- [SET EXERCISE] Locate every line that holds the string "mean" and copy it.

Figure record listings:
Start

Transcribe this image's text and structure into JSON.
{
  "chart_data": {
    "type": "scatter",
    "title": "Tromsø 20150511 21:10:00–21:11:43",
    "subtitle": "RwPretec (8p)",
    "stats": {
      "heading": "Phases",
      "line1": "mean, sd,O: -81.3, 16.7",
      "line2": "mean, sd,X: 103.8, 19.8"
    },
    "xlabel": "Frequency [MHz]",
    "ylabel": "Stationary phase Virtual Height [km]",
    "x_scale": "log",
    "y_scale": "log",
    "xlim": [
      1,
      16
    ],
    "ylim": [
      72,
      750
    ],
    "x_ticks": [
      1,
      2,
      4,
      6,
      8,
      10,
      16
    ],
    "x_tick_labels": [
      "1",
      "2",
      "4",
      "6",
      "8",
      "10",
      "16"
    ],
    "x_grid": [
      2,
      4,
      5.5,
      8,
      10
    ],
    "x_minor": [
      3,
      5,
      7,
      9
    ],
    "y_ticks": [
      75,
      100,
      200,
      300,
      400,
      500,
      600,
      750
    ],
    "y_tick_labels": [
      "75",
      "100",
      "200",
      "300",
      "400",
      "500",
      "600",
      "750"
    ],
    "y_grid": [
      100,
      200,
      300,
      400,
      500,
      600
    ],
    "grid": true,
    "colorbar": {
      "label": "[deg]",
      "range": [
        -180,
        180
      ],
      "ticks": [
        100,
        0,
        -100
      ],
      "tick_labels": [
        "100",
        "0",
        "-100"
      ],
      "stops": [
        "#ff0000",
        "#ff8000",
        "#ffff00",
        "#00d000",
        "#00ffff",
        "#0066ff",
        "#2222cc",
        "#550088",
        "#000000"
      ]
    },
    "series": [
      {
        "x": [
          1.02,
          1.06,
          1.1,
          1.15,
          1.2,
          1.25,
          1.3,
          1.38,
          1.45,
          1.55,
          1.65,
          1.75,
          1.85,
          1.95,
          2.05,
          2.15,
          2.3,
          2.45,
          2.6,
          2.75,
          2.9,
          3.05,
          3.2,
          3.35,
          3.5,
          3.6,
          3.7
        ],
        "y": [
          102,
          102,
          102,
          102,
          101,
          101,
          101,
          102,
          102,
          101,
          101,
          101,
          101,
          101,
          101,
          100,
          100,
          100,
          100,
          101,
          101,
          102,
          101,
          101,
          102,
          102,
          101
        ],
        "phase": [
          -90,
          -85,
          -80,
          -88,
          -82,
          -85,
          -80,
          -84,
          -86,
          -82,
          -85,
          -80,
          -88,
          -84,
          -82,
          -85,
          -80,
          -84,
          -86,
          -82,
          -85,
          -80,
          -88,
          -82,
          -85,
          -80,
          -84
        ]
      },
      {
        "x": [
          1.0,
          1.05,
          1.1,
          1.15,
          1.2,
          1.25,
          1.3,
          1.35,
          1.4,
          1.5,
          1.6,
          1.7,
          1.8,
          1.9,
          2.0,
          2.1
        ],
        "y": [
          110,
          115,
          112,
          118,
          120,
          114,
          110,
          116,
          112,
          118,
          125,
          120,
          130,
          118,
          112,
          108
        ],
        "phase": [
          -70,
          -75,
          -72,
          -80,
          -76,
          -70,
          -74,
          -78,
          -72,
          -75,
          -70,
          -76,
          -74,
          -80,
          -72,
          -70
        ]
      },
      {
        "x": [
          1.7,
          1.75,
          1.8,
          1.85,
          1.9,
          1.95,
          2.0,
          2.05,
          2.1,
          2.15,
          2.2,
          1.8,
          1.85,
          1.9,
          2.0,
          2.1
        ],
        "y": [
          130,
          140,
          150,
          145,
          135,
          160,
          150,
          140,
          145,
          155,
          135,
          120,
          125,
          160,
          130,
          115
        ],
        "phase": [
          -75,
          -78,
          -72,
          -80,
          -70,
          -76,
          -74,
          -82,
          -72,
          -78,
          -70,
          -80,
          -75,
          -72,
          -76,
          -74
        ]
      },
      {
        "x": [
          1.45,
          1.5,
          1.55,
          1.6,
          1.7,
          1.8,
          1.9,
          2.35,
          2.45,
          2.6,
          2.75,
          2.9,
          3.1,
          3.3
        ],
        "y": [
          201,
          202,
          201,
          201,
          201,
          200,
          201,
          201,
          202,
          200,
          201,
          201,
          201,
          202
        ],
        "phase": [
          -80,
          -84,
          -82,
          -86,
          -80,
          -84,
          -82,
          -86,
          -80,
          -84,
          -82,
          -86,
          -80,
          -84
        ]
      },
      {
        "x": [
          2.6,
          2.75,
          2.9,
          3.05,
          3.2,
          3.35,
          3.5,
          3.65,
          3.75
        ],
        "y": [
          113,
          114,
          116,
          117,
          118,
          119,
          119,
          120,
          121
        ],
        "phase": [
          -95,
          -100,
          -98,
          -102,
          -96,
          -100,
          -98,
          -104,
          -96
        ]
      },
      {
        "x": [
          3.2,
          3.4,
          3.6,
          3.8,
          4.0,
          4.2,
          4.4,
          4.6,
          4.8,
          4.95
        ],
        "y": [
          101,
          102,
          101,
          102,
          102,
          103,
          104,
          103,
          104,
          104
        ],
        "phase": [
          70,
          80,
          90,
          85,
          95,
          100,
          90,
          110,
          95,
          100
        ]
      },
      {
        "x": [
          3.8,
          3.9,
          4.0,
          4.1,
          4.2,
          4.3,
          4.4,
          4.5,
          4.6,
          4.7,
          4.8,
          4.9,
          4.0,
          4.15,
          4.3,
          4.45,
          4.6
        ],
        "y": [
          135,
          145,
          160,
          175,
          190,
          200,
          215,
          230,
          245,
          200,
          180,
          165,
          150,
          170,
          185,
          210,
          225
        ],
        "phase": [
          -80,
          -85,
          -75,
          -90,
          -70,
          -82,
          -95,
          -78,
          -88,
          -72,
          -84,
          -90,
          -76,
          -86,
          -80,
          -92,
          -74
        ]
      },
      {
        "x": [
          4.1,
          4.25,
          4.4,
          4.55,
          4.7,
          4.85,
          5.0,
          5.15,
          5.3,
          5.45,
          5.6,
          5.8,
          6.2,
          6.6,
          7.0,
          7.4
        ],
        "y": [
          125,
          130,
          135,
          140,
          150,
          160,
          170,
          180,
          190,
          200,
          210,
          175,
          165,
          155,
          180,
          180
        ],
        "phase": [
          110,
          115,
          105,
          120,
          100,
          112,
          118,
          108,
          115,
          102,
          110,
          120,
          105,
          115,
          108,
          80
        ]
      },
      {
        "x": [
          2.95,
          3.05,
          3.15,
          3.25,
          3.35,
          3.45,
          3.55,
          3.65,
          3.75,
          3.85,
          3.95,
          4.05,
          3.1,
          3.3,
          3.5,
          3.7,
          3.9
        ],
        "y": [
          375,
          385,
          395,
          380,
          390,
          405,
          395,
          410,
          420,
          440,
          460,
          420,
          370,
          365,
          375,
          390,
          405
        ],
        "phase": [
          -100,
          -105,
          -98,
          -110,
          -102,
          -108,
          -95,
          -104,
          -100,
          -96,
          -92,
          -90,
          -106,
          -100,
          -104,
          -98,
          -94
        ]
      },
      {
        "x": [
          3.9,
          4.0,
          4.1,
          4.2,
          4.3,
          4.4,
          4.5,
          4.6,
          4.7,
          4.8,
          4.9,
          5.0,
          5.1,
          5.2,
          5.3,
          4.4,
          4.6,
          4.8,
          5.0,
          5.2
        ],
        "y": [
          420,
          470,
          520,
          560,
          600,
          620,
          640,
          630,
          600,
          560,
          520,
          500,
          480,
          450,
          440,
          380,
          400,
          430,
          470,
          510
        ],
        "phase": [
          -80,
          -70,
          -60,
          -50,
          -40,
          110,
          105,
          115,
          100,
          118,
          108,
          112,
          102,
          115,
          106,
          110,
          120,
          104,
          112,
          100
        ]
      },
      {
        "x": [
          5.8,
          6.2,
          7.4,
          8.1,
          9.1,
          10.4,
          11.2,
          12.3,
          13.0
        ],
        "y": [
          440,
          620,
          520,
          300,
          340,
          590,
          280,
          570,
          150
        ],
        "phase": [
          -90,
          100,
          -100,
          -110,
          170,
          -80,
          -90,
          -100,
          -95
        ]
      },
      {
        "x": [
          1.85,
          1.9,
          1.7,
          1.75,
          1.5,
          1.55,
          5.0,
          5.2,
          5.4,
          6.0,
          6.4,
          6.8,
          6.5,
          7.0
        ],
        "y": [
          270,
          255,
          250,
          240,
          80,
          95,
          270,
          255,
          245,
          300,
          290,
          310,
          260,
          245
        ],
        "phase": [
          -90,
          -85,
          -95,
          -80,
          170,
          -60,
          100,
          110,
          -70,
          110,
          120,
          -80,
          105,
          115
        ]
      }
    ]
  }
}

End

- [REPLY]
      "line1": "mean, sd,O: -81.3, 16.7",
      "line2": "mean, sd,X: 103.8, 19.8"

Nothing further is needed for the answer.